| WORK ITEM |
The data below is to be returned in full and exactly.

| RAW DATA |

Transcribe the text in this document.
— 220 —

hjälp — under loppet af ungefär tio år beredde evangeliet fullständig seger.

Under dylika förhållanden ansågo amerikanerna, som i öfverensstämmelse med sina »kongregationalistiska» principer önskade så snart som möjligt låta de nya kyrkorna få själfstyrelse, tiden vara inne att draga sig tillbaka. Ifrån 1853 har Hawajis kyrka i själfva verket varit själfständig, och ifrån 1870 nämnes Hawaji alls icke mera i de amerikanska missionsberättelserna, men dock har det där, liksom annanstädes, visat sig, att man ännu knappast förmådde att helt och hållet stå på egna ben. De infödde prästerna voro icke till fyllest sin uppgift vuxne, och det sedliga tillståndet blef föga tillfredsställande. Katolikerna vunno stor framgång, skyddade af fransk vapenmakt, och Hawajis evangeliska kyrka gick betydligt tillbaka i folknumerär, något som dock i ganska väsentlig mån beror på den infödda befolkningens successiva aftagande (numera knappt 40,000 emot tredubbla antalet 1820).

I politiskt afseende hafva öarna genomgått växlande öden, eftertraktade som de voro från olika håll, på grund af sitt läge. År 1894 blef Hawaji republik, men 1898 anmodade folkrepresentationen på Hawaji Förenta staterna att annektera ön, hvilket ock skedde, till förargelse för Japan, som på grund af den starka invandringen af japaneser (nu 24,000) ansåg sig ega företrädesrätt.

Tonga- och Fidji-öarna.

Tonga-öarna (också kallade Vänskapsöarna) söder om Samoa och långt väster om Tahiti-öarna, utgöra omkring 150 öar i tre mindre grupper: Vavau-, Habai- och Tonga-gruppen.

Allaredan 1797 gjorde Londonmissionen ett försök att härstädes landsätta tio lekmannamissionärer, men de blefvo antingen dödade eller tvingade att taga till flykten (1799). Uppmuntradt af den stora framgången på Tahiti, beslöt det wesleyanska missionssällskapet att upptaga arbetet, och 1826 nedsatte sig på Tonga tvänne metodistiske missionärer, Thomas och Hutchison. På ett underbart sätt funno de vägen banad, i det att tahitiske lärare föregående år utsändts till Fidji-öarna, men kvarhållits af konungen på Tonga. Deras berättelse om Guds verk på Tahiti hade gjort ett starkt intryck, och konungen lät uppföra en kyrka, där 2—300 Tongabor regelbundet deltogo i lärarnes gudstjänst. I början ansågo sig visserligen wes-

| RESPONSE FOR THIS EXERCISE |
Transcribe the text in this document.
— 220 —

hjälp — under loppet af ungefär tio år beredde evangeliet fullständig seger.

Under dylika förhållanden ansågo amerikanerna, som i öfverensstämmelse med sina »kongregationalistiska» principer önskade så snart som möjligt låta de nya kyrkorna få själfstyrelse, tiden vara inne att draga sig tillbaka. Ifrån 1853 har Hawajis kyrka i själfva verket varit själfständig, och ifrån 1870 nämnes Hawaji alls icke mera i de amerikanska missionsberättelserna, men dock har det där, liksom annanstädes, visat sig, att man ännu knappast förmådde att helt och hållet stå på egna ben. De infödde prästerna voro icke till fyllest sin uppgift vuxne, och det sedliga tillståndet blef föga tillfredsställande. Katolikerna vunno stor framgång, skyddade af fransk vapenmakt, och Hawajis evangeliska kyrka gick betydligt tillbaka i folknumerär, något som dock i ganska väsentlig mån beror på den infödda befolkningens successiva aftagande (numera knappt 40,000 emot tredubbla antalet 1820).

I politiskt afseende hafva öarna genomgått växlande öden, eftertraktade som de voro från olika håll, på grund af sitt läge. År 1894 blef Hawaji republik, men 1898 anmodade folkrepresentationen på Hawaji Förenta staterna att annektera ön, hvilket ock skedde, till förargelse för Japan, som på grund af den starka invandringen af japaneser (nu 24,000) ansåg sig ega företrädesrätt.

Tonga- och Fidji-öarna.

Tonga-öarna (också kallade Vänskapsöarna) söder om Samoa och långt väster om Tahiti-öarna, utgöra omkring 150 öar i tre mindre grupper: Vavau-, Habai- och Tonga-gruppen.

Allaredan 1797 gjorde Londonmissionen ett försök att härstädes landsätta tio lekmannamissionärer, men de blefvo antingen dödade eller tvingade att taga till flykten (1799). Uppmuntradt af den stora framgången på Tahiti, beslöt det wesleyanska missionssällskapet att upptaga arbetet, och 1826 nedsatte sig på Tonga tvänne metodistiske missionärer, Thomas och Hutchison. På ett underbart sätt funno de vägen banad, i det att tahitiske lärare föregående år utsändts till Fidji-öarna, men kvarhållits af konungen på Tonga. Deras berättelse om Guds verk på Tahiti hade gjort ett starkt intryck, och konungen lät uppföra en kyrka, där 2—300 Tongabor regelbundet deltogo i lärarnes gudstjänst. I början ansågo sig visserligen wes-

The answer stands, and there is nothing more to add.